begin DATA EXCERPTS
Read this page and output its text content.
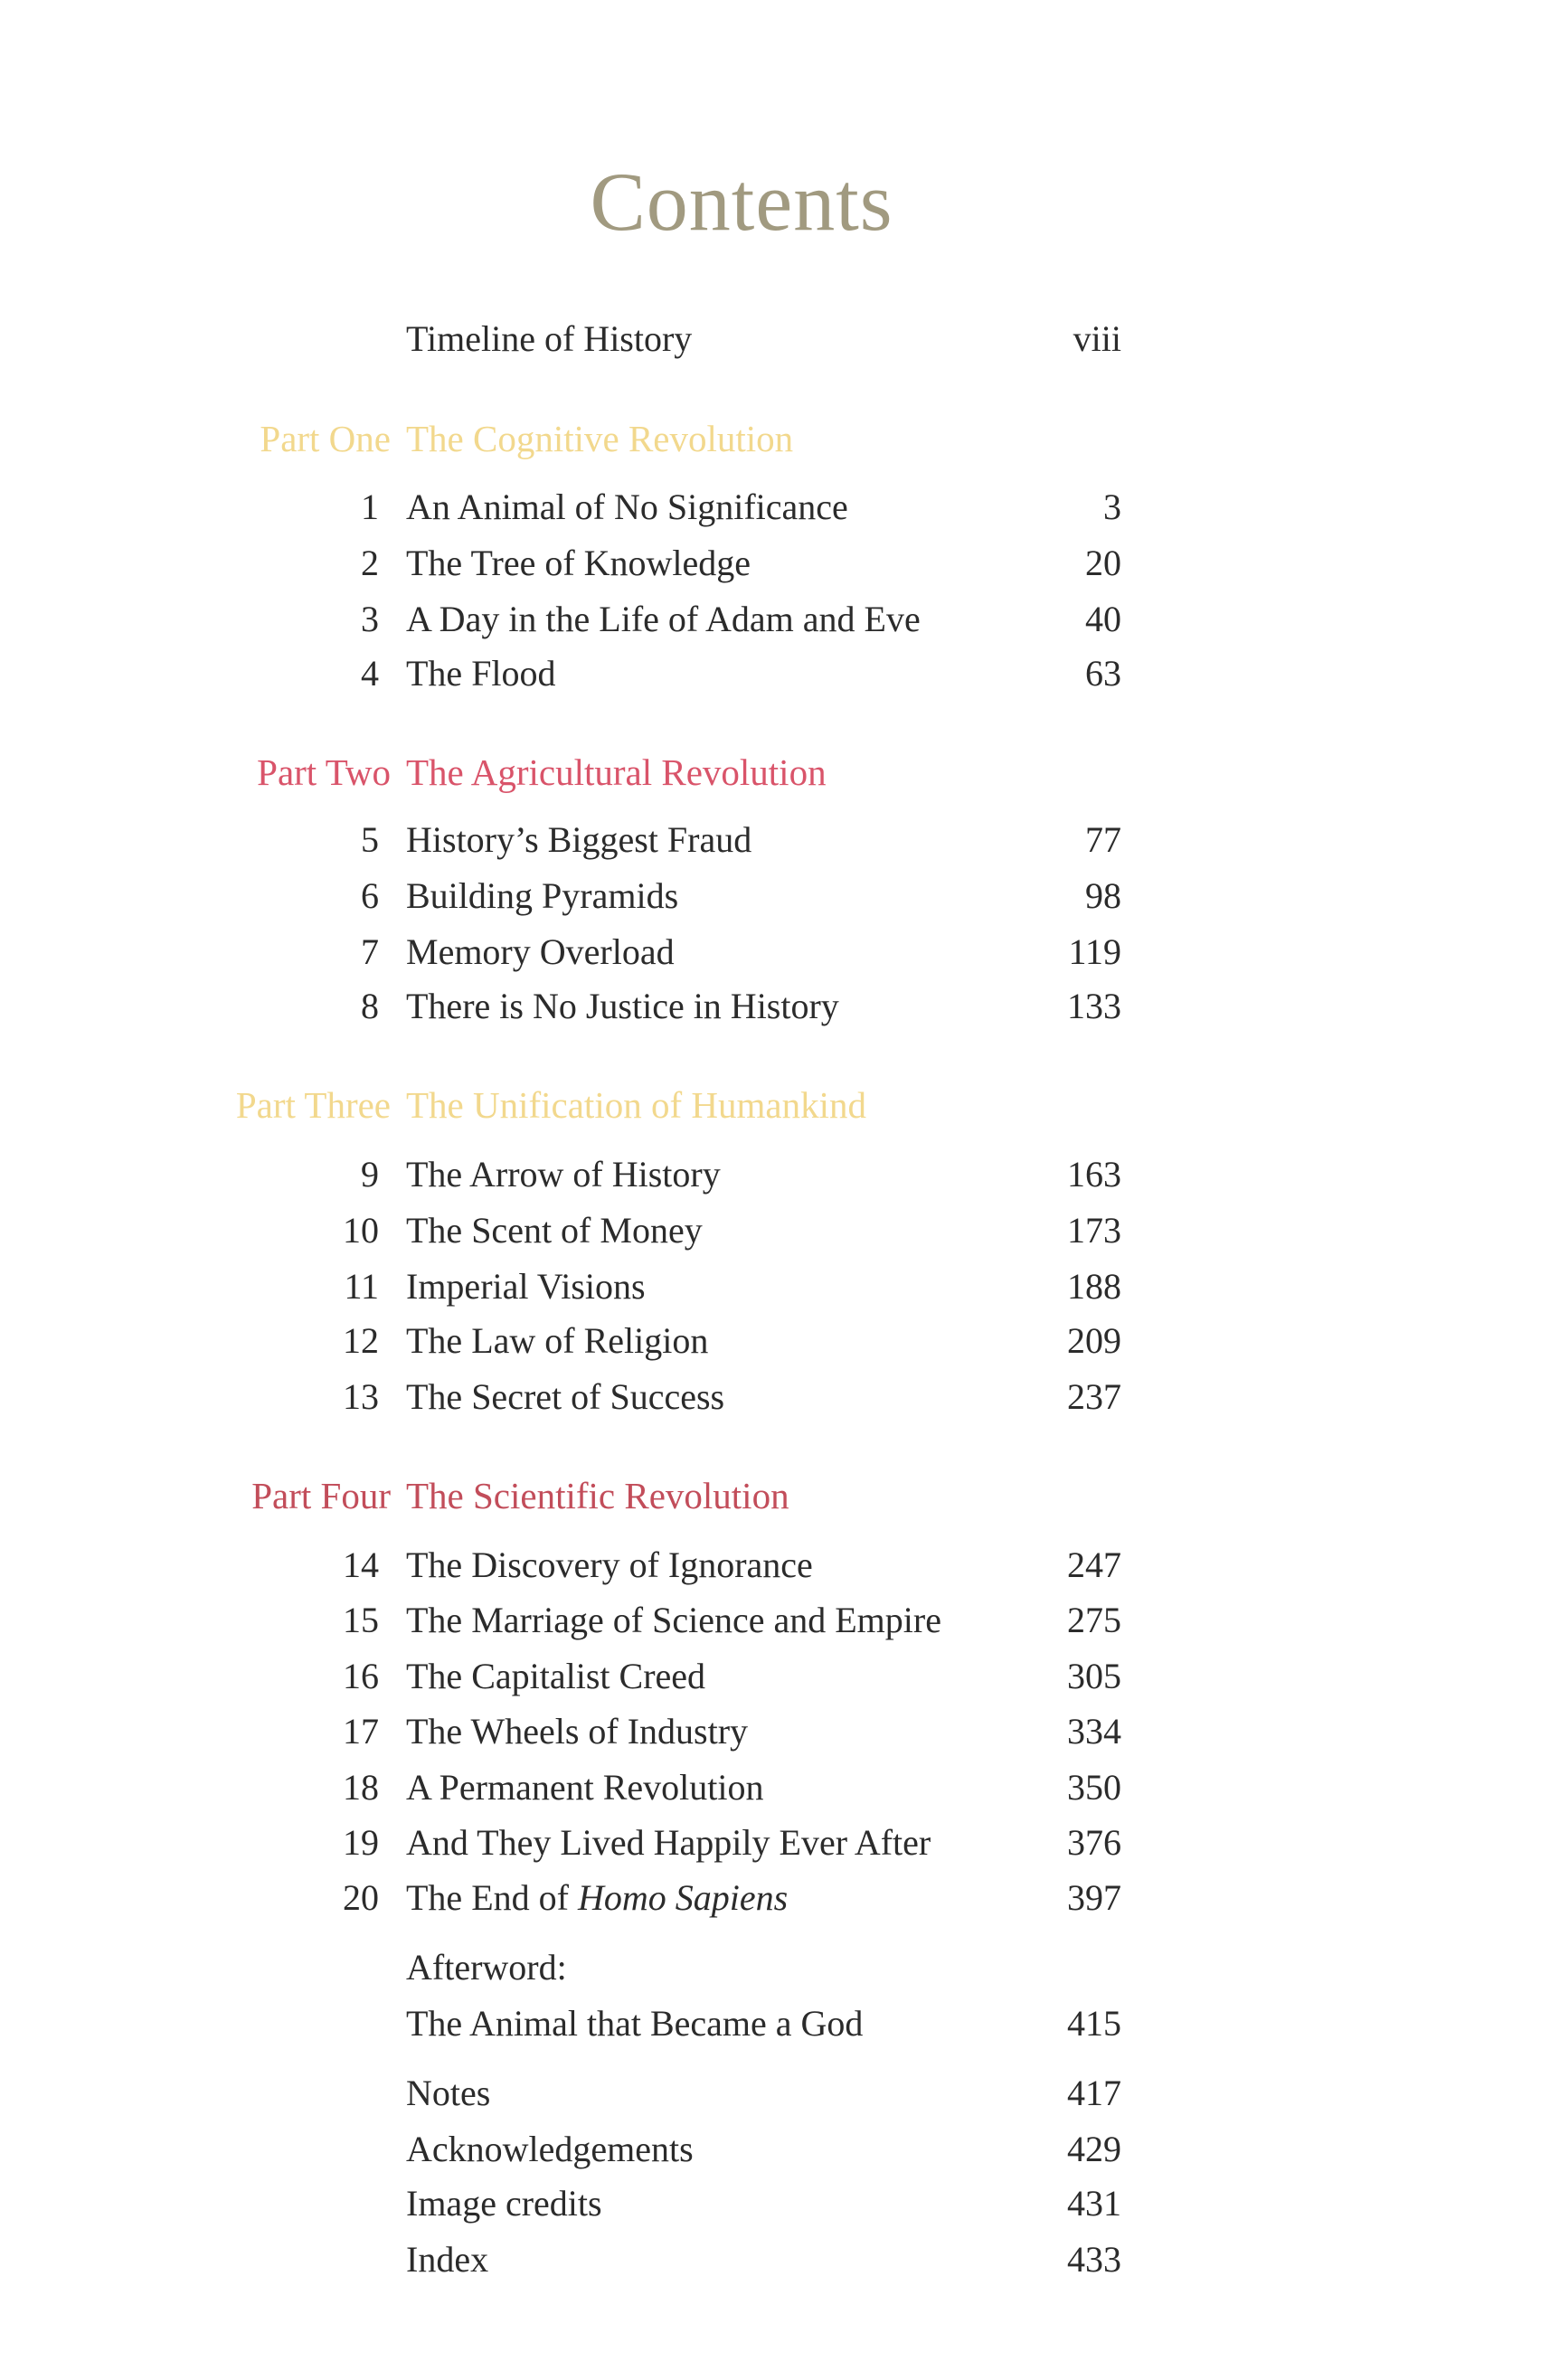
Contents
Timeline of History	viii
Part One The Cognitive Revolution
1 An Animal of No Significance	3
2 The Tree of Knowledge	20
3 A Day in the Life of Adam and Eve	40
4 The Flood	63
Part Two The Agricultural Revolution
5 History’s Biggest Fraud	77
6 Building Pyramids	98
7 Memory Overload	119
8 There is No Justice in History	133
Part Three The Unification of Humankind
9 The Arrow of History	163
10 The Scent of Money	173
11 Imperial Visions	188
12 The Law of Religion	209
13 The Secret of Success	237
Part Four The Scientific Revolution
14 The Discovery of Ignorance	247
15 The Marriage of Science and Empire	275
16 The Capitalist Creed	305
17 The Wheels of Industry	334
18 A Permanent Revolution	350
19 And They Lived Happily Ever After	376
20 The End of Homo Sapiens	397
Afterword:
The Animal that Became a God	415
Notes	417
Acknowledgements	429
Image credits	431
Index	433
end DATA EXCERPTS
• _INSTRUCTION_: Copy each line of the records precisely and drop any images they hold.

• _TASK SOLUTION_:
Read this page and output its text content.
Contents
Timeline of History	viii
Part One The Cognitive Revolution
1 An Animal of No Significance	3
2 The Tree of Knowledge	20
3 A Day in the Life of Adam and Eve	40
4 The Flood	63
Part Two The Agricultural Revolution
5 History’s Biggest Fraud	77
6 Building Pyramids	98
7 Memory Overload	119
8 There is No Justice in History	133
Part Three The Unification of Humankind
9 The Arrow of History	163
10 The Scent of Money	173
11 Imperial Visions	188
12 The Law of Religion	209
13 The Secret of Success	237
Part Four The Scientific Revolution
14 The Discovery of Ignorance	247
15 The Marriage of Science and Empire	275
16 The Capitalist Creed	305
17 The Wheels of Industry	334
18 A Permanent Revolution	350
19 And They Lived Happily Ever After	376
20 The End of Homo Sapiens	397
Afterword:
The Animal that Became a God	415
Notes	417
Acknowledgements	429
Image credits	431
Index	433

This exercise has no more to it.